= What the task requires =
Output the material beneath this task exactly, images excluded.

Data records

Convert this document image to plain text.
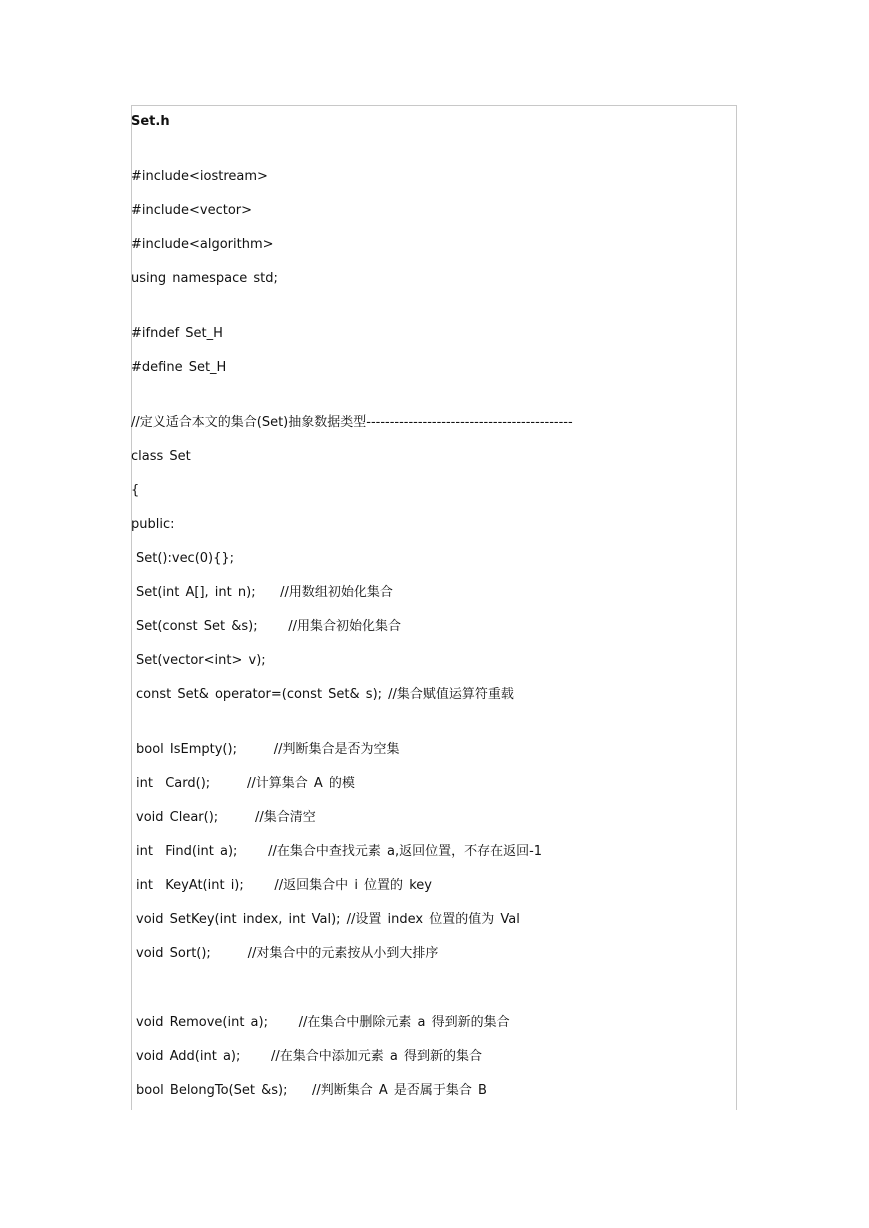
Set.h
#include<iostream>
#include<vector>
#include<algorithm>
using namespace std;
#ifndef Set_H
#define Set_H
//定义适合本文的集合(Set)抽象数据类型--------------------------------------------
class Set
{
public:
Set():vec(0){};
Set(int A[], int n);    //用数组初始化集合
Set(const Set &s);     //用集合初始化集合
Set(vector<int> v);
const Set& operator=(const Set& s); //集合赋值运算符重载
bool IsEmpty();      //判断集合是否为空集
int  Card();      //计算集合 A 的模
void Clear();      //集合清空
int  Find(int a);     //在集合中查找元素 a,返回位置，不存在返回-1
int  KeyAt(int i);     //返回集合中 i 位置的 key
void SetKey(int index, int Val); //设置 index 位置的值为 Val
void Sort();      //对集合中的元素按从小到大排序
void Remove(int a);     //在集合中删除元素 a 得到新的集合
void Add(int a);     //在集合中添加元素 a 得到新的集合
bool BelongTo(Set &s);    //判断集合 A 是否属于集合 B
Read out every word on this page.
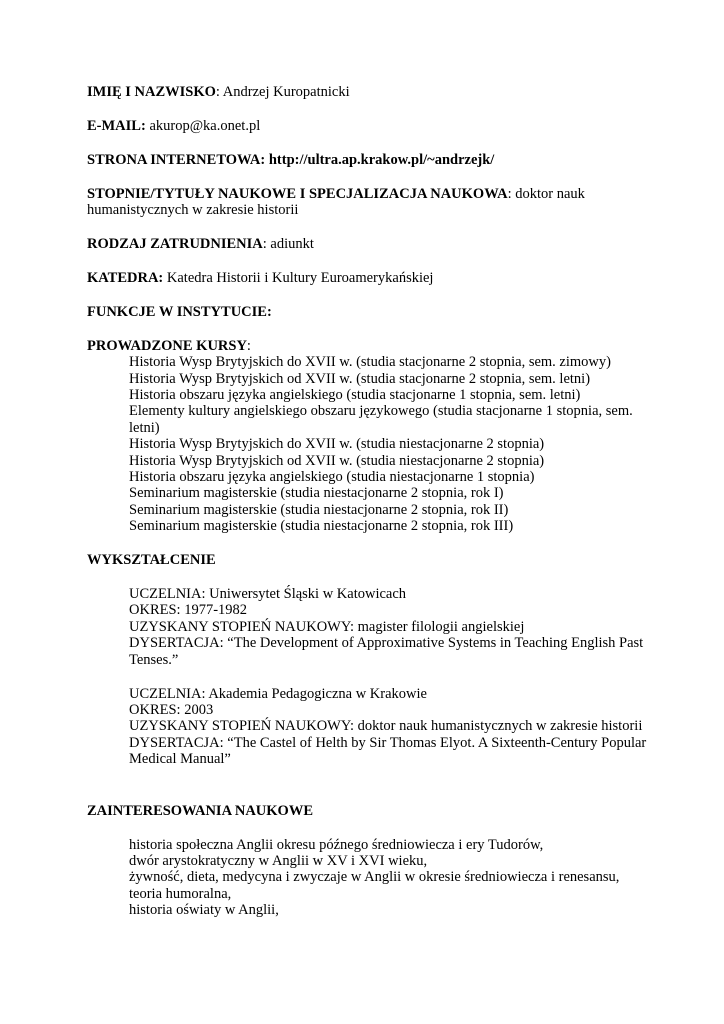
IMIĘ I NAZWISKO: Andrzej Kuropatnicki

E-MAIL: akurop@ka.onet.pl

STRONA INTERNETOWA: http://ultra.ap.krakow.pl/~andrzejk/

STOPNIE/TYTUŁY NAUKOWE I SPECJALIZACJA NAUKOWA: doktor nauk humanistycznych w zakresie historii

RODZAJ ZATRUDNIENIA: adiunkt

KATEDRA: Katedra Historii i Kultury Euroamerykańskiej

FUNKCJE W INSTYTUCIE:

PROWADZONE KURSY:

Historia Wysp Brytyjskich do XVII w. (studia stacjonarne 2 stopnia, sem. zimowy)
Historia Wysp Brytyjskich od XVII w. (studia stacjonarne 2 stopnia, sem. letni)
Historia obszaru języka angielskiego (studia stacjonarne 1 stopnia, sem. letni)
Elementy kultury angielskiego obszaru językowego (studia stacjonarne 1 stopnia, sem. letni)
Historia Wysp Brytyjskich do XVII w. (studia niestacjonarne 2 stopnia)
Historia Wysp Brytyjskich od XVII w. (studia niestacjonarne 2 stopnia)
Historia obszaru języka angielskiego (studia niestacjonarne 1 stopnia)
Seminarium magisterskie (studia niestacjonarne 2 stopnia, rok I)
Seminarium magisterskie (studia niestacjonarne 2 stopnia, rok II)
Seminarium magisterskie (studia niestacjonarne 2 stopnia, rok III)

WYKSZTAŁCENIE

UCZELNIA: Uniwersytet Śląski w Katowicach
OKRES: 1977-1982
UZYSKANY STOPIEŃ NAUKOWY: magister filologii angielskiej
DYSERTACJA: “The Development of Approximative Systems in Teaching English Past Tenses.”
UCZELNIA: Akademia Pedagogiczna w Krakowie
OKRES: 2003
UZYSKANY STOPIEŃ NAUKOWY: doktor nauk humanistycznych w zakresie historii
DYSERTACJA: “The Castel of Helth by Sir Thomas Elyot. A Sixteenth-Century Popular Medical Manual”

ZAINTERESOWANIA NAUKOWE

historia społeczna Anglii okresu późnego średniowiecza i ery Tudorów,
dwór arystokratyczny w Anglii w XV i XVI wieku,
żywność, dieta, medycyna i zwyczaje w Anglii w okresie średniowiecza i renesansu, teoria humoralna,
historia oświaty w Anglii,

= Completed task =
Convert this document image to plain text.
Set.h
#include<iostream>
#include<vector>
#include<algorithm>
using namespace std;
#ifndef Set_H
#define Set_H
//定义适合本文的集合(Set)抽象数据类型--------------------------------------------
class Set
{
public:
Set():vec(0){};
Set(int A[], int n);    //用数组初始化集合
Set(const Set &s);     //用集合初始化集合
Set(vector<int> v);
const Set& operator=(const Set& s); //集合赋值运算符重载
bool IsEmpty();      //判断集合是否为空集
int  Card();      //计算集合 A 的模
void Clear();      //集合清空
int  Find(int a);     //在集合中查找元素 a,返回位置，不存在返回-1
int  KeyAt(int i);     //返回集合中 i 位置的 key
void SetKey(int index, int Val); //设置 index 位置的值为 Val
void Sort();      //对集合中的元素按从小到大排序
void Remove(int a);     //在集合中删除元素 a 得到新的集合
void Add(int a);     //在集合中添加元素 a 得到新的集合
bool BelongTo(Set &s);    //判断集合 A 是否属于集合 B
Read out every word on this page.
IMIĘ I NAZWISKO: Andrzej Kuropatnicki

E-MAIL: akurop@ka.onet.pl

STRONA INTERNETOWA: http://ultra.ap.krakow.pl/~andrzejk/

STOPNIE/TYTUŁY NAUKOWE I SPECJALIZACJA NAUKOWA: doktor nauk humanistycznych w zakresie historii

RODZAJ ZATRUDNIENIA: adiunkt

KATEDRA: Katedra Historii i Kultury Euroamerykańskiej

FUNKCJE W INSTYTUCIE:

PROWADZONE KURSY:

Historia Wysp Brytyjskich do XVII w. (studia stacjonarne 2 stopnia, sem. zimowy)
Historia Wysp Brytyjskich od XVII w. (studia stacjonarne 2 stopnia, sem. letni)
Historia obszaru języka angielskiego (studia stacjonarne 1 stopnia, sem. letni)
Elementy kultury angielskiego obszaru językowego (studia stacjonarne 1 stopnia, sem. letni)
Historia Wysp Brytyjskich do XVII w. (studia niestacjonarne 2 stopnia)
Historia Wysp Brytyjskich od XVII w. (studia niestacjonarne 2 stopnia)
Historia obszaru języka angielskiego (studia niestacjonarne 1 stopnia)
Seminarium magisterskie (studia niestacjonarne 2 stopnia, rok I)
Seminarium magisterskie (studia niestacjonarne 2 stopnia, rok II)
Seminarium magisterskie (studia niestacjonarne 2 stopnia, rok III)

WYKSZTAŁCENIE

UCZELNIA: Uniwersytet Śląski w Katowicach
OKRES: 1977-1982
UZYSKANY STOPIEŃ NAUKOWY: magister filologii angielskiej
DYSERTACJA: “The Development of Approximative Systems in Teaching English Past Tenses.”
UCZELNIA: Akademia Pedagogiczna w Krakowie
OKRES: 2003
UZYSKANY STOPIEŃ NAUKOWY: doktor nauk humanistycznych w zakresie historii
DYSERTACJA: “The Castel of Helth by Sir Thomas Elyot. A Sixteenth-Century Popular Medical Manual”

ZAINTERESOWANIA NAUKOWE

historia społeczna Anglii okresu późnego średniowiecza i ery Tudorów,
dwór arystokratyczny w Anglii w XV i XVI wieku,
żywność, dieta, medycyna i zwyczaje w Anglii w okresie średniowiecza i renesansu, teoria humoralna,
historia oświaty w Anglii,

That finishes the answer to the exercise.